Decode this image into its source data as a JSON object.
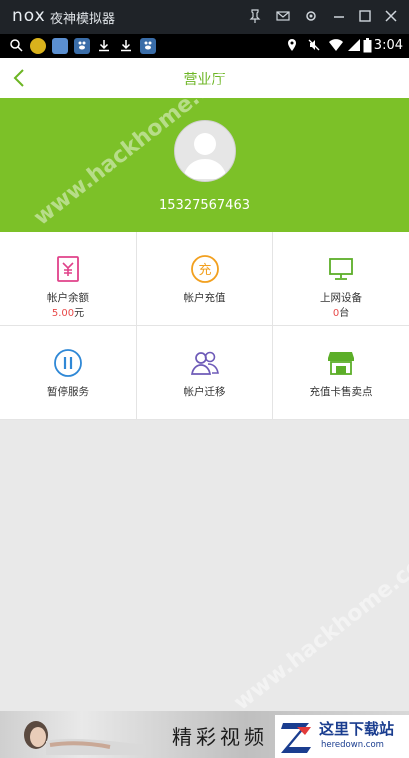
{
  "emulator": {
    "logo": "nox",
    "title": "夜神模拟器",
    "controls": [
      "pin-icon",
      "mail-icon",
      "gear-icon",
      "minimize-icon",
      "maximize-icon",
      "close-icon"
    ]
  },
  "status_bar": {
    "time": "3:04",
    "notification_icons": [
      "search-icon",
      "app-icon",
      "app-icon",
      "baidu-icon",
      "download-icon",
      "download-icon",
      "baidu-icon"
    ],
    "system_icons": [
      "location-icon",
      "mute-icon",
      "wifi-icon",
      "signal-icon",
      "battery-icon"
    ]
  },
  "header": {
    "title": "营业厅"
  },
  "profile": {
    "phone": "15327567463"
  },
  "grid": {
    "items": [
      {
        "label": "帐户余额",
        "value_num": "5.00",
        "value_unit": "元",
        "icon": "wallet-yen-icon"
      },
      {
        "label": "帐户充值",
        "icon": "recharge-icon"
      },
      {
        "label": "上网设备",
        "value_num": "0",
        "value_unit": "台",
        "icon": "monitor-icon"
      },
      {
        "label": "暂停服务",
        "icon": "pause-icon"
      },
      {
        "label": "帐户迁移",
        "icon": "users-icon"
      },
      {
        "label": "充值卡售卖点",
        "icon": "store-icon"
      }
    ]
  },
  "ad": {
    "text": "精彩视频",
    "logo_name": "这里下载站",
    "logo_url": "heredown.com"
  },
  "colors": {
    "accent_green": "#7cc128",
    "title_green": "#6cb523",
    "value_red": "#e84a4a",
    "icon_pink": "#e0428a",
    "icon_orange": "#f2a01f",
    "icon_green": "#5cae28",
    "icon_blue": "#2f88d6",
    "icon_purple": "#6e5bb8"
  },
  "watermarks": [
    "www.hackhome.com",
    "www.hackhome.com"
  ]
}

§ AIM OF THE EXERCISE
Reproduce each line exactly as it appears, omitting the pictures.

§ WRITTEN SOLUTION
Decode this image into its source data as a JSON object.
{
  "emulator": {
    "logo": "nox",
    "title": "夜神模拟器",
    "controls": [
      "pin-icon",
      "mail-icon",
      "gear-icon",
      "minimize-icon",
      "maximize-icon",
      "close-icon"
    ]
  },
  "status_bar": {
    "time": "3:04",
    "notification_icons": [
      "search-icon",
      "app-icon",
      "app-icon",
      "baidu-icon",
      "download-icon",
      "download-icon",
      "baidu-icon"
    ],
    "system_icons": [
      "location-icon",
      "mute-icon",
      "wifi-icon",
      "signal-icon",
      "battery-icon"
    ]
  },
  "header": {
    "title": "营业厅"
  },
  "profile": {
    "phone": "15327567463"
  },
  "grid": {
    "items": [
      {
        "label": "帐户余额",
        "value_num": "5.00",
        "value_unit": "元",
        "icon": "wallet-yen-icon"
      },
      {
        "label": "帐户充值",
        "icon": "recharge-icon"
      },
      {
        "label": "上网设备",
        "value_num": "0",
        "value_unit": "台",
        "icon": "monitor-icon"
      },
      {
        "label": "暂停服务",
        "icon": "pause-icon"
      },
      {
        "label": "帐户迁移",
        "icon": "users-icon"
      },
      {
        "label": "充值卡售卖点",
        "icon": "store-icon"
      }
    ]
  },
  "ad": {
    "text": "精彩视频",
    "logo_name": "这里下载站",
    "logo_url": "heredown.com"
  },
  "colors": {
    "accent_green": "#7cc128",
    "title_green": "#6cb523",
    "value_red": "#e84a4a",
    "icon_pink": "#e0428a",
    "icon_orange": "#f2a01f",
    "icon_green": "#5cae28",
    "icon_blue": "#2f88d6",
    "icon_purple": "#6e5bb8"
  },
  "watermarks": [
    "www.hackhome.com",
    "www.hackhome.com"
  ]
}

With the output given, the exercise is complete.